** START OF Dataset **
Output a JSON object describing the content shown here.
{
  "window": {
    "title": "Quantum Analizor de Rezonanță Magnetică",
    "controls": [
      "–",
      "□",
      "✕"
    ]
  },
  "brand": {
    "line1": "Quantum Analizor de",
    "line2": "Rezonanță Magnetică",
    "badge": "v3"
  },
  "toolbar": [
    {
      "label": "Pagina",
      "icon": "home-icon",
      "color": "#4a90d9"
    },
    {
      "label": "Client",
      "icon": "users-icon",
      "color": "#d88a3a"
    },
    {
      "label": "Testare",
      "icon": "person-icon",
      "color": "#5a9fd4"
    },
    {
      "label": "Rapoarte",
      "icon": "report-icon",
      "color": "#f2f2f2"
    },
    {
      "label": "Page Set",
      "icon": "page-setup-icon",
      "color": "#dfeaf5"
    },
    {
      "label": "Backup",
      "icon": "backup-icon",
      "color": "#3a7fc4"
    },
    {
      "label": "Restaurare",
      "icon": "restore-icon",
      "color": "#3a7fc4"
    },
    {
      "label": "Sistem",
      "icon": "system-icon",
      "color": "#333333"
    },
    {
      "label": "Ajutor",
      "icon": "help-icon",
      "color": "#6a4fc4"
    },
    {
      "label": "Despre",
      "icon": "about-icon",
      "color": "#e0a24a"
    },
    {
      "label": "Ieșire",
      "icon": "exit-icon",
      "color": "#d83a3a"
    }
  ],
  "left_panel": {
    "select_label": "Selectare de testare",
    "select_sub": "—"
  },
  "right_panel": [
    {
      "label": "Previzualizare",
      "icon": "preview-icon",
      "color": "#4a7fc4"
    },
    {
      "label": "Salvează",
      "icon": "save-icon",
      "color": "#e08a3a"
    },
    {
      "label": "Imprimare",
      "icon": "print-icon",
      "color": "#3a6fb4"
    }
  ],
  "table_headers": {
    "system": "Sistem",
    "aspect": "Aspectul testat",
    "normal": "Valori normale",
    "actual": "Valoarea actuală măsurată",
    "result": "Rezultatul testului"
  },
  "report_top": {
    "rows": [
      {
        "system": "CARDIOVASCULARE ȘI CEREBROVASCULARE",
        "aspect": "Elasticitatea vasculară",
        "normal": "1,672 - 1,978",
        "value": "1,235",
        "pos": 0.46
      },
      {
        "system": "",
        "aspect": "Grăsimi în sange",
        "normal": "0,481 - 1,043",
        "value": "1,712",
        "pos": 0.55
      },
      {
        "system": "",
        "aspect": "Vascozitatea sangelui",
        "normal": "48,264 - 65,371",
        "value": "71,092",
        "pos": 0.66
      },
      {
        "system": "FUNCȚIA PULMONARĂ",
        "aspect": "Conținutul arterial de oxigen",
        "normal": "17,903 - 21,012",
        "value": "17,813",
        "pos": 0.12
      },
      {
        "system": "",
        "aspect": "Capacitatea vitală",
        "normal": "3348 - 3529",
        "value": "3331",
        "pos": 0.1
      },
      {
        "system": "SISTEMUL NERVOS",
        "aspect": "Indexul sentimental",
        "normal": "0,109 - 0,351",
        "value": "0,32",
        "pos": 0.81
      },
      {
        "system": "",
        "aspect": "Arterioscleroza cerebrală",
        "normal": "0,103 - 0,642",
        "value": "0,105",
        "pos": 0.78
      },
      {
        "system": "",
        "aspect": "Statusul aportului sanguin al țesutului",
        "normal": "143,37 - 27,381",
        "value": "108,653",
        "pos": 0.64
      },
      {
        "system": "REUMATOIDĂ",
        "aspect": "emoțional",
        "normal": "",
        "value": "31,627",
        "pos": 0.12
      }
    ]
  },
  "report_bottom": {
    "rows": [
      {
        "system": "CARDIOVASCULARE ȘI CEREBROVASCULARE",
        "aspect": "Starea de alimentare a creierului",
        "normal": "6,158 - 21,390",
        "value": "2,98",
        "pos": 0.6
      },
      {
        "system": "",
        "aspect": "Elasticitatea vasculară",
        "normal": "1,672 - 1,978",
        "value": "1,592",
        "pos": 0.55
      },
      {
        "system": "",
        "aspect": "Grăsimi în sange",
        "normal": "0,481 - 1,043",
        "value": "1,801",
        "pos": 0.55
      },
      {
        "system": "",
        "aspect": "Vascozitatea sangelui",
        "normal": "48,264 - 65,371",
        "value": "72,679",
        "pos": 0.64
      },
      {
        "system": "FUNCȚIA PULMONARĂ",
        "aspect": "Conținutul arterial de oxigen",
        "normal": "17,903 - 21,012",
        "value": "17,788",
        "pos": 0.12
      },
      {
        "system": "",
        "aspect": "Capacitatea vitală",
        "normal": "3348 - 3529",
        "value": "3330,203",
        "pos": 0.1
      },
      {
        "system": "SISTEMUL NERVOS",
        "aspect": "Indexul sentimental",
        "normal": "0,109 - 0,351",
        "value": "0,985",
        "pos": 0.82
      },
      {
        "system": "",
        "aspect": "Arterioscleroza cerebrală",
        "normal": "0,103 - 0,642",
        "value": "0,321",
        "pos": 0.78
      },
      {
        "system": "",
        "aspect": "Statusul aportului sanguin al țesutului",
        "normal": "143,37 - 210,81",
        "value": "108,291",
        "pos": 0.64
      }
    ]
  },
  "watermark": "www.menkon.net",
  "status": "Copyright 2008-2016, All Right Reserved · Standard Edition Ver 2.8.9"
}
** END OF Dataset **
What you should do: Exactly as shown above, return every record.

Written response:
Output a JSON object describing the content shown here.
{
  "window": {
    "title": "Quantum Analizor de Rezonanță Magnetică",
    "controls": [
      "–",
      "□",
      "✕"
    ]
  },
  "brand": {
    "line1": "Quantum Analizor de",
    "line2": "Rezonanță Magnetică",
    "badge": "v3"
  },
  "toolbar": [
    {
      "label": "Pagina",
      "icon": "home-icon",
      "color": "#4a90d9"
    },
    {
      "label": "Client",
      "icon": "users-icon",
      "color": "#d88a3a"
    },
    {
      "label": "Testare",
      "icon": "person-icon",
      "color": "#5a9fd4"
    },
    {
      "label": "Rapoarte",
      "icon": "report-icon",
      "color": "#f2f2f2"
    },
    {
      "label": "Page Set",
      "icon": "page-setup-icon",
      "color": "#dfeaf5"
    },
    {
      "label": "Backup",
      "icon": "backup-icon",
      "color": "#3a7fc4"
    },
    {
      "label": "Restaurare",
      "icon": "restore-icon",
      "color": "#3a7fc4"
    },
    {
      "label": "Sistem",
      "icon": "system-icon",
      "color": "#333333"
    },
    {
      "label": "Ajutor",
      "icon": "help-icon",
      "color": "#6a4fc4"
    },
    {
      "label": "Despre",
      "icon": "about-icon",
      "color": "#e0a24a"
    },
    {
      "label": "Ieșire",
      "icon": "exit-icon",
      "color": "#d83a3a"
    }
  ],
  "left_panel": {
    "select_label": "Selectare de testare",
    "select_sub": "—"
  },
  "right_panel": [
    {
      "label": "Previzualizare",
      "icon": "preview-icon",
      "color": "#4a7fc4"
    },
    {
      "label": "Salvează",
      "icon": "save-icon",
      "color": "#e08a3a"
    },
    {
      "label": "Imprimare",
      "icon": "print-icon",
      "color": "#3a6fb4"
    }
  ],
  "table_headers": {
    "system": "Sistem",
    "aspect": "Aspectul testat",
    "normal": "Valori normale",
    "actual": "Valoarea actuală măsurată",
    "result": "Rezultatul testului"
  },
  "report_top": {
    "rows": [
      {
        "system": "CARDIOVASCULARE ȘI CEREBROVASCULARE",
        "aspect": "Elasticitatea vasculară",
        "normal": "1,672 - 1,978",
        "value": "1,235",
        "pos": 0.46
      },
      {
        "system": "",
        "aspect": "Grăsimi în sange",
        "normal": "0,481 - 1,043",
        "value": "1,712",
        "pos": 0.55
      },
      {
        "system": "",
        "aspect": "Vascozitatea sangelui",
        "normal": "48,264 - 65,371",
        "value": "71,092",
        "pos": 0.66
      },
      {
        "system": "FUNCȚIA PULMONARĂ",
        "aspect": "Conținutul arterial de oxigen",
        "normal": "17,903 - 21,012",
        "value": "17,813",
        "pos": 0.12
      },
      {
        "system": "",
        "aspect": "Capacitatea vitală",
        "normal": "3348 - 3529",
        "value": "3331",
        "pos": 0.1
      },
      {
        "system": "SISTEMUL NERVOS",
        "aspect": "Indexul sentimental",
        "normal": "0,109 - 0,351",
        "value": "0,32",
        "pos": 0.81
      },
      {
        "system": "",
        "aspect": "Arterioscleroza cerebrală",
        "normal": "0,103 - 0,642",
        "value": "0,105",
        "pos": 0.78
      },
      {
        "system": "",
        "aspect": "Statusul aportului sanguin al țesutului",
        "normal": "143,37 - 27,381",
        "value": "108,653",
        "pos": 0.64
      },
      {
        "system": "REUMATOIDĂ",
        "aspect": "emoțional",
        "normal": "",
        "value": "31,627",
        "pos": 0.12
      }
    ]
  },
  "report_bottom": {
    "rows": [
      {
        "system": "CARDIOVASCULARE ȘI CEREBROVASCULARE",
        "aspect": "Starea de alimentare a creierului",
        "normal": "6,158 - 21,390",
        "value": "2,98",
        "pos": 0.6
      },
      {
        "system": "",
        "aspect": "Elasticitatea vasculară",
        "normal": "1,672 - 1,978",
        "value": "1,592",
        "pos": 0.55
      },
      {
        "system": "",
        "aspect": "Grăsimi în sange",
        "normal": "0,481 - 1,043",
        "value": "1,801",
        "pos": 0.55
      },
      {
        "system": "",
        "aspect": "Vascozitatea sangelui",
        "normal": "48,264 - 65,371",
        "value": "72,679",
        "pos": 0.64
      },
      {
        "system": "FUNCȚIA PULMONARĂ",
        "aspect": "Conținutul arterial de oxigen",
        "normal": "17,903 - 21,012",
        "value": "17,788",
        "pos": 0.12
      },
      {
        "system": "",
        "aspect": "Capacitatea vitală",
        "normal": "3348 - 3529",
        "value": "3330,203",
        "pos": 0.1
      },
      {
        "system": "SISTEMUL NERVOS",
        "aspect": "Indexul sentimental",
        "normal": "0,109 - 0,351",
        "value": "0,985",
        "pos": 0.82
      },
      {
        "system": "",
        "aspect": "Arterioscleroza cerebrală",
        "normal": "0,103 - 0,642",
        "value": "0,321",
        "pos": 0.78
      },
      {
        "system": "",
        "aspect": "Statusul aportului sanguin al țesutului",
        "normal": "143,37 - 210,81",
        "value": "108,291",
        "pos": 0.64
      }
    ]
  },
  "watermark": "www.menkon.net",
  "status": "Copyright 2008-2016, All Right Reserved · Standard Edition Ver 2.8.9"
}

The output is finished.